[Отрывок]
- - -

А вот совсем уж анекдот. Знакомый нам кружковец П.Дьячков на зубатовском собрании ляпнул, что «нужно резать правительство, раз оно не даёт того, что необходимо» рабочим. Думаете, жандармы тут же налетели и повязали смутьяна? Ничуть не бывало. Через какое-то время член Совета рабочих Москвы Ф.Жилкин «в пьяном виде» признался Дьячкову, что связан с охранкой и предложил ему туда... поступить. Был ли это пьяный базар, либо Дьячков что-то путает, но бесспорно одно – вплоть до 1905 года он благополучно состоял и в зубатовском Обществе текстилей, и в кружках.
Отсутствие связей с новым профдвижением
Вопреки всем заверениям советских историков, зубатовские организации не остались в стороне от нового, революционного профессионального движения, прямыми наследниками которого являются современные российские профсоюзы. Январские 1905 года забастовки в Москве начинались с «разогретых» зубатовской агитацией предприятий: типографии Сытина у печатников, завода Бромлея у металлистов, фабрики Шрадера у текстилей. В сентябре 1905 года зубатовцы фабрики «Дукат» во главе с членами правления Общества табачников А.Алексеевым и Ф.Богдановым создали профсоюз. Одновременно финансировало стачку в отрасли Общество текстилей. В сентябре же Общество механиков участвовало в Первой Всеросийской конференции профсоюзов, а в мае 1906-го – самоликвидировалось в связи с образованием Союза рабочих металлистов, передав ему свою кассу. Учредительное собрание последнего и постоянные дежурства его правленцев проходили в чайной Общества трезвости на Калужской площади, так хорошо знакомой всем зубатовцам. Более того, в 1906-07 годах председателем и казначеем нового союза были (в разное время) зубатовцы Г.Матвеев и Чуйков.

- - -

[Записи]
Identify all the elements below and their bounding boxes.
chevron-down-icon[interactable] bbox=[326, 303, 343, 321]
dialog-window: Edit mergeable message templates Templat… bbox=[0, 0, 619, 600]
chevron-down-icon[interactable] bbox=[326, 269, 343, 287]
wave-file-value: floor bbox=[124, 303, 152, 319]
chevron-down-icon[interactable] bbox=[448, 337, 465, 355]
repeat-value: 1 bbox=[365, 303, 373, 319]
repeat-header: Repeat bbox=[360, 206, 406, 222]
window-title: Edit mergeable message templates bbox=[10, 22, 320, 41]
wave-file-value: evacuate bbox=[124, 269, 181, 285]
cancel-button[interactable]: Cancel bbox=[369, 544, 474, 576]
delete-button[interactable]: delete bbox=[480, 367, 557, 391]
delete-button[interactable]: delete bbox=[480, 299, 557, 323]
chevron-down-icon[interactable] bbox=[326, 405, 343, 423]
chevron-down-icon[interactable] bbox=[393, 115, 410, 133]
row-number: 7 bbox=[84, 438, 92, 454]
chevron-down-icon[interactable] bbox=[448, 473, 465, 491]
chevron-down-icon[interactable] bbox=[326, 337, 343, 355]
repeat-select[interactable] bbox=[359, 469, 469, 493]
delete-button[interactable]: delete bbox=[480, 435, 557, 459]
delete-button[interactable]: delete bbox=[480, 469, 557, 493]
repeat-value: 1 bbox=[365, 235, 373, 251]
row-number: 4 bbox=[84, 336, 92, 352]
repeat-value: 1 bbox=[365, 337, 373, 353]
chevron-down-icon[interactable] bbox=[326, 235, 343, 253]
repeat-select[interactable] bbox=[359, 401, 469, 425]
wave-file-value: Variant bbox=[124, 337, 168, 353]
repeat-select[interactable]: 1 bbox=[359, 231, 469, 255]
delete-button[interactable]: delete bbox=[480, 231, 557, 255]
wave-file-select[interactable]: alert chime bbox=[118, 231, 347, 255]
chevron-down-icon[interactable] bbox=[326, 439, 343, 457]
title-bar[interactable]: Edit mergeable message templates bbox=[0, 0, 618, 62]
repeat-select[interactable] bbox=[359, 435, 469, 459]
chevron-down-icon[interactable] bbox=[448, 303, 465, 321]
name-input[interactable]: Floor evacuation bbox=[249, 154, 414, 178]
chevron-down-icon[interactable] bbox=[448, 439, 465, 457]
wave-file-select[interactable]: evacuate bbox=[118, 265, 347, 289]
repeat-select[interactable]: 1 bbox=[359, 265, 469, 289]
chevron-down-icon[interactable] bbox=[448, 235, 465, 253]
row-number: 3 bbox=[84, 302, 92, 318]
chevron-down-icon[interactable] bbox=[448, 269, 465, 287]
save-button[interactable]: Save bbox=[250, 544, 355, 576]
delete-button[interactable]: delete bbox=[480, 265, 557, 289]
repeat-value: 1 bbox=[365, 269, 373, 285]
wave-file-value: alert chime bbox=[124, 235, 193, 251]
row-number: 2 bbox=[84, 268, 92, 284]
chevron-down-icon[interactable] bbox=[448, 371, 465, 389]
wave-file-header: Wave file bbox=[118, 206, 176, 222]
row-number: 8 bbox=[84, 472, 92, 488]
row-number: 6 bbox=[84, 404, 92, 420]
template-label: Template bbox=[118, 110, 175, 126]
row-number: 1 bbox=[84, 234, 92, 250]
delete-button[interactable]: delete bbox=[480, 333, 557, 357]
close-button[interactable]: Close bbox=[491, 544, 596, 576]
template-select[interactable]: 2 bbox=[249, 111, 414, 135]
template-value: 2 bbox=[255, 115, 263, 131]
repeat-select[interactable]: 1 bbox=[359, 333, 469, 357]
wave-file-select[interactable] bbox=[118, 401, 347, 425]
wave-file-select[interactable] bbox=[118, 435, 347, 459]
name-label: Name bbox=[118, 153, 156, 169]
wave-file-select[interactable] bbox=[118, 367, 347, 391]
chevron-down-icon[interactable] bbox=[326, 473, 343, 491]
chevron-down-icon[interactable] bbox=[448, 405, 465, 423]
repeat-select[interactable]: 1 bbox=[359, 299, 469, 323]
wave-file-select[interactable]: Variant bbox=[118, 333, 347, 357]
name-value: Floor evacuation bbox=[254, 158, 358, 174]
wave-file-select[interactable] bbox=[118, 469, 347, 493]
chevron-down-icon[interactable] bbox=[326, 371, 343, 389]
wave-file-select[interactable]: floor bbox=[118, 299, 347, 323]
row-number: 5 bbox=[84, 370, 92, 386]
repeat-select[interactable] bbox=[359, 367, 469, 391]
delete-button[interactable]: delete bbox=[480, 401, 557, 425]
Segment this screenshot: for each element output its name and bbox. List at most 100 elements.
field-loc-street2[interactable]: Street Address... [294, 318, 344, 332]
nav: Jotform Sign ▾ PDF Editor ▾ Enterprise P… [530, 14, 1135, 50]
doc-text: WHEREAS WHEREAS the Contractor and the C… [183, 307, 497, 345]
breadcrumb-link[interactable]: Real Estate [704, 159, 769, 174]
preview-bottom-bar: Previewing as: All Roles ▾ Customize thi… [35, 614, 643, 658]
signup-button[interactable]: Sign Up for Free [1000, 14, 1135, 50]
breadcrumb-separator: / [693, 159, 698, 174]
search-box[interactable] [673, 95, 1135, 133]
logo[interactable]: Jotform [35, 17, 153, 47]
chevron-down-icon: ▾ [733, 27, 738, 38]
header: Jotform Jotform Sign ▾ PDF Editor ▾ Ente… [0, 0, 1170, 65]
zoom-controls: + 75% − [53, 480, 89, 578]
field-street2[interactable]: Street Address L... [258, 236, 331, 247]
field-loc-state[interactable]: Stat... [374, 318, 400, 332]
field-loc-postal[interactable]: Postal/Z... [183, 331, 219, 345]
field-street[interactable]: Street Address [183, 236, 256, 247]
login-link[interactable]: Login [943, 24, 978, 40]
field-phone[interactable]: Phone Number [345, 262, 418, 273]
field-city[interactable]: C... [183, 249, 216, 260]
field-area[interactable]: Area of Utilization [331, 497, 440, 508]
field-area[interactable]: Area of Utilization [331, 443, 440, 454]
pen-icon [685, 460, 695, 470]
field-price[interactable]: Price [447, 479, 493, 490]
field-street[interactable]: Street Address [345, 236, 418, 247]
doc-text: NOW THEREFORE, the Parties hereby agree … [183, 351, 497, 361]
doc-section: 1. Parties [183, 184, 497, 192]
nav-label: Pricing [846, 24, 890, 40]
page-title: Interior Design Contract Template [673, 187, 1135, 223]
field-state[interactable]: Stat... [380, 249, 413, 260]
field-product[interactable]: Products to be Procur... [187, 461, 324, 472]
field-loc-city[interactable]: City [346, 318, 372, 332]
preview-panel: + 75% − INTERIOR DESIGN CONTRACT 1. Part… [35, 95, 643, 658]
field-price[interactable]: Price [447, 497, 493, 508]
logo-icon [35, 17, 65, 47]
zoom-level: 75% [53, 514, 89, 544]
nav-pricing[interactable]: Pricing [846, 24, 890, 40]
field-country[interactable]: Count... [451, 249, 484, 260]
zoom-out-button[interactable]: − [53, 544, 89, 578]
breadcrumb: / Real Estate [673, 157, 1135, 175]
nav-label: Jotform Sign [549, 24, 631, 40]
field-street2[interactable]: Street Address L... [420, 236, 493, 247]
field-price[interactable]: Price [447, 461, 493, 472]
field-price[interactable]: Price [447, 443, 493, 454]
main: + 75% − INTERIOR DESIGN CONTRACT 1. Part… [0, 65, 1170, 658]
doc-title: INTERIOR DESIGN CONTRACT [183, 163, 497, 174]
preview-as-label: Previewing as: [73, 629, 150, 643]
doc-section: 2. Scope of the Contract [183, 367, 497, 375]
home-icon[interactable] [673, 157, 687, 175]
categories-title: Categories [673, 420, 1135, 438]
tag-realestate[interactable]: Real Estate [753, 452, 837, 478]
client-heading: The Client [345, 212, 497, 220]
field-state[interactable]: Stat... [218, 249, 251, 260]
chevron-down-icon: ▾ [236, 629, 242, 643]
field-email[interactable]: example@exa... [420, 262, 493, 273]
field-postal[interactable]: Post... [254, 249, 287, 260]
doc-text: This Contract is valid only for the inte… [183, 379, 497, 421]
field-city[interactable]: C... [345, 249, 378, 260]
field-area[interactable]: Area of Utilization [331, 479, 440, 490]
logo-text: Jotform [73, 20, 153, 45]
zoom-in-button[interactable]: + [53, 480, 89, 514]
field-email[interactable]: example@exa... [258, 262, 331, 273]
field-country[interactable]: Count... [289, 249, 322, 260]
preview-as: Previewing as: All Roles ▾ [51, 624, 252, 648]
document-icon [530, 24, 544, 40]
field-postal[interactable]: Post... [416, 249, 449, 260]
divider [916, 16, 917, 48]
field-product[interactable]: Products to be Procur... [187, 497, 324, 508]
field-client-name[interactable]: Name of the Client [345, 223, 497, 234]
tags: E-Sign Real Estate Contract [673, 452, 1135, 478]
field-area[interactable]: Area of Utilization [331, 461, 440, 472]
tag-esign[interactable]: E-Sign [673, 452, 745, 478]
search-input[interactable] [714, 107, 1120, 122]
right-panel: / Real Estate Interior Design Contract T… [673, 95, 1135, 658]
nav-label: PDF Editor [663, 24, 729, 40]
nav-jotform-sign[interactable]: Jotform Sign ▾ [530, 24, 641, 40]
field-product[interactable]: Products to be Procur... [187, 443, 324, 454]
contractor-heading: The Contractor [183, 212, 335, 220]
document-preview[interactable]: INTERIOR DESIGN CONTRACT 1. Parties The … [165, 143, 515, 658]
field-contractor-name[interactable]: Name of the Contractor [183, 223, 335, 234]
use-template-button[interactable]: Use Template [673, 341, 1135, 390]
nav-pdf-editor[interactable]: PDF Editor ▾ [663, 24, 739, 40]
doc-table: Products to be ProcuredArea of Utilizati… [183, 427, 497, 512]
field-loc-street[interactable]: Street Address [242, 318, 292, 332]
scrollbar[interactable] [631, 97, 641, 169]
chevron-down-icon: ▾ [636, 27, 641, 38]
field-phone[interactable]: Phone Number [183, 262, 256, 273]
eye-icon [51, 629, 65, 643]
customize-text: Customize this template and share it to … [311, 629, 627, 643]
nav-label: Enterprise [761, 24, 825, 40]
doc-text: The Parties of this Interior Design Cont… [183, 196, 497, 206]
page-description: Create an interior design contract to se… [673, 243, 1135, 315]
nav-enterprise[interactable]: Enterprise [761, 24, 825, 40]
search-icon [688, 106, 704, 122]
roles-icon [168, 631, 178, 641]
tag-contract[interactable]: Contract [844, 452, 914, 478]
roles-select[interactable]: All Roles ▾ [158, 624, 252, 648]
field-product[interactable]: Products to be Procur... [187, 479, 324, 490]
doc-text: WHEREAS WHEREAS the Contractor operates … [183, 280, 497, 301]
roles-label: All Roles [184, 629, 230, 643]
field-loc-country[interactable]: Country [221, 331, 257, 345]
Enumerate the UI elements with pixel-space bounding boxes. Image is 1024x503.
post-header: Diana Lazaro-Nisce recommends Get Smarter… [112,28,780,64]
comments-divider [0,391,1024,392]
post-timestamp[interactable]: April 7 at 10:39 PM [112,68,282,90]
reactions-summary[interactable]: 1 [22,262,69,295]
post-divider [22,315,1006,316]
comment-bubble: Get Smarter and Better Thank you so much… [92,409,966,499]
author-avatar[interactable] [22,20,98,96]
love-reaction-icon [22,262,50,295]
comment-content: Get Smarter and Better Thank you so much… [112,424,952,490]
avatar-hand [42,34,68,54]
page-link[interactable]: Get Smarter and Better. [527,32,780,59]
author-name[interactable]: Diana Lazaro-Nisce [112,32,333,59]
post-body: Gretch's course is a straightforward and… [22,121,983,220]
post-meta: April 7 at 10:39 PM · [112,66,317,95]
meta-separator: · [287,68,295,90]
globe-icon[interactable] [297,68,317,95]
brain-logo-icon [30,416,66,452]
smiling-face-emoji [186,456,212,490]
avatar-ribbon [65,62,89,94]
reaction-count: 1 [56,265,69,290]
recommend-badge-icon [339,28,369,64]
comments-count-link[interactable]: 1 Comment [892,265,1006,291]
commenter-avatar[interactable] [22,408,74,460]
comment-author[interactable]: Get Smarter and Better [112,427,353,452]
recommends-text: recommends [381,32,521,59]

- - -

[Задание A] Перепишите из отрывка о зубатовцах часть от слов «А вот совсем» до слов «и в кружках.» включительно, без единого изменения.
[Задание B] Допишите следующую часть отрывка о зубатовцах и профсоюзах, начиная сразу после его последнего предложения.

[Ответ A]
А вот совсем уж анекдот. Знакомый нам кружковец П.Дьячков на зубатовском собрании ляпнул, что «нужно резать правительство, раз оно не даёт того, что необходимо» рабочим. Думаете, жандармы тут же налетели и повязали смутьяна? Ничуть не бывало. Через какое-то время член Совета рабочих Москвы Ф.Жилкин «в пьяном виде» признался Дьячкову, что связан с охранкой и предложил ему туда... поступить. Был ли это пьяный базар, либо Дьячков что-то путает, но бесспорно одно – вплоть до 1905 года он благополучно состоял и в зубатовском Обществе текстилей, и в кружках.

[Ответ B]
Гравёр-зубатовец Д.Бабкин был в 1906-07 годах членом правления Профессионального общества рабочих по обработке волокнистых веществ Центрального промышленного района. Вожак Общества типографщиков, рабочий типографии Сытина – Котов стал одним из лидеров позднейшего московского Союза печатников. Член этого Общества из типографии Кушнерёва – А.Борщевский в 1919 году возглавил Всероссийский Союз рабочих полиграфистов. Зубатовец П.Дьячков в 1918-м председательствовал в Хамовническо-Пресненском райкоме Всероссийского Союза текстильщиков.
Перечисленными фамилиями список не исчерпывается: в профсоюзы перешли многие зубатовцы. Недаром много позднее профсоюзник А.Никитин признавал, что активисты «зубатовских союзов приобрели там организаторские знания и способности. Это давало [им] возможность работать [в новых профорганизациях], имея уже известную выучку». В этом нет ничего удивительного, ведь зубатовцы переходили из профсоюзов.
* * *
Разбор традиционно предъявляемых зубатовским обществам претензий показывает, что они основаны на ошибках, недоразумениях и слухах, а также на особенностях классового подхода к профдвижению, согласно которому профсоюз может быть только революционной организацией, в противном случае это не профсоюз.
В мае этого года массовому легальному рабочему движению в Москве исполняется сто лет. Это кирпичик того фундамента, на котором стоит здание современного профдвижения России. Но никому сей юбилей не нужен. Наши историки попрежнему рассказывают сказки о «полицейских организациях», а мы нет-нет, да и поставим кому-нибудь штемпель: «зубатовский провокатор».
Пора бы отдать должное рабочим профсоюзам, вся вина которых заключалась в том, что в монархической стране они выступали не под революционными, а под монархическими знаменами.
В.Большаков
(Опубликовано в газете «Солидарность» в 2001 году)
[1] Уставы большинства зубатовских обществ были похожи как близнецы, почему я и говорю о типовом уставе.